_Problems_:
A - Quote the passage on functional blocks word for word, starting with "The block diagrams" and going on through "apparatuses described above.".
B - In the passage on functional blocks, what does it mean that the method for implementing each functional block is not particularly limited?

_Extracted text_:

□ □ □ □ □

The block diagrams that have been used to describe the above embodiments (FIG. 24 and FIG. 25) show blocks in functional units. These functional blocks (components) may be implemented in arbitrary combinations of at least one of hardware or software. Also, the method for implementing each functional block is not particularly limited. That is, each functional block may be realized by one piece of apparatus that is physically or logically coupled, or may be realized by directly or indirectly connecting two or more physically or logically separate pieces of apparatus (for example, via wire, wireless, or the like) and using these plurality of pieces of apparatus. The functional blocks may be implemented by combining software into the apparatus described above or the plurality of apparatuses described above.

□ □ □ □ □

_Data_:
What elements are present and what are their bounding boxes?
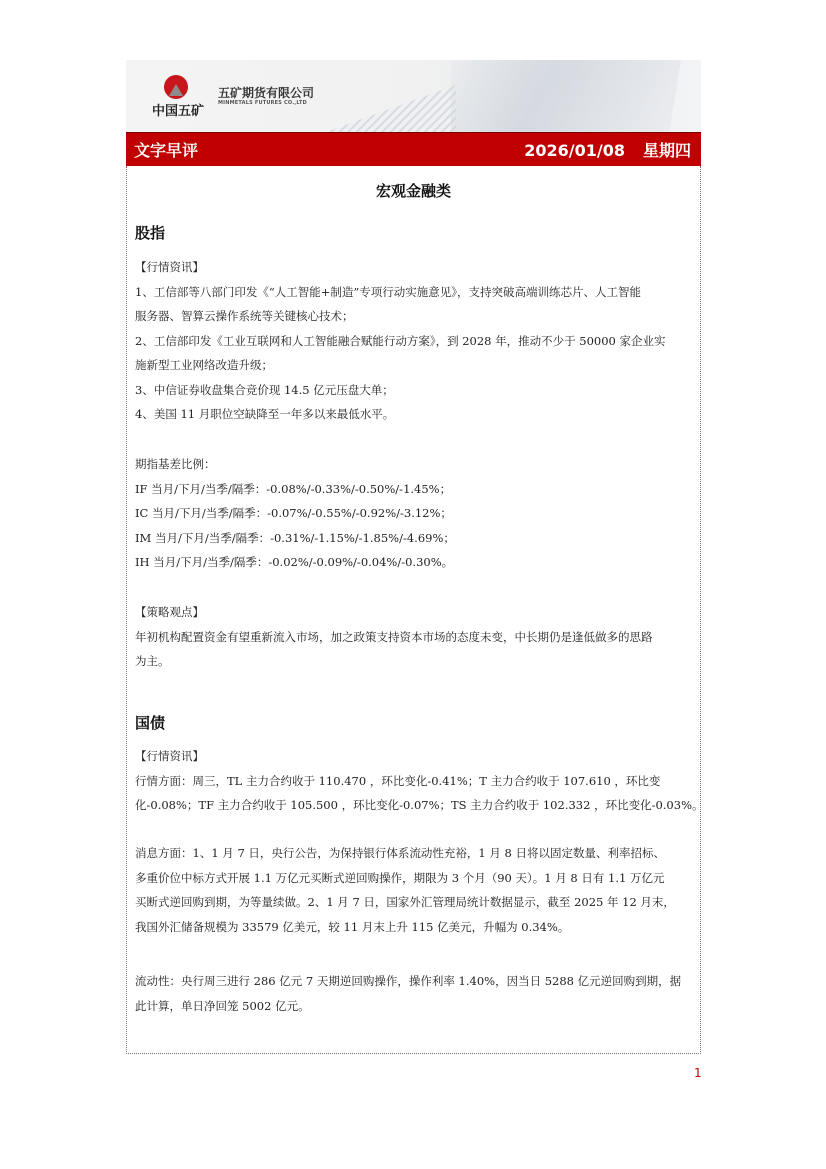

□ □ □ □ □

_Correct answers_:
A -
The block diagrams that have been used to describe the above embodiments (FIG. 24 and FIG. 25) show blocks in functional units. These functional blocks (components) may be implemented in arbitrary combinations of at least one of hardware or software. Also, the method for implementing each functional block is not particularly limited. That is, each functional block may be realized by one piece of apparatus that is physically or logically coupled, or may be realized by directly or indirectly connecting two or more physically or logically separate pieces of apparatus (for example, via wire, wireless, or the like) and using these plurality of pieces of apparatus. The functional blocks may be implemented by combining software into the apparatus described above or the plurality of apparatuses described above.

B - Each functional block may be realized by a single piece of apparatus that is physically or logically coupled. It may also be realized by connecting two or more physically or logically separate pieces of apparatus, directly or indirectly (for example, by wire or wirelessly), and using them together.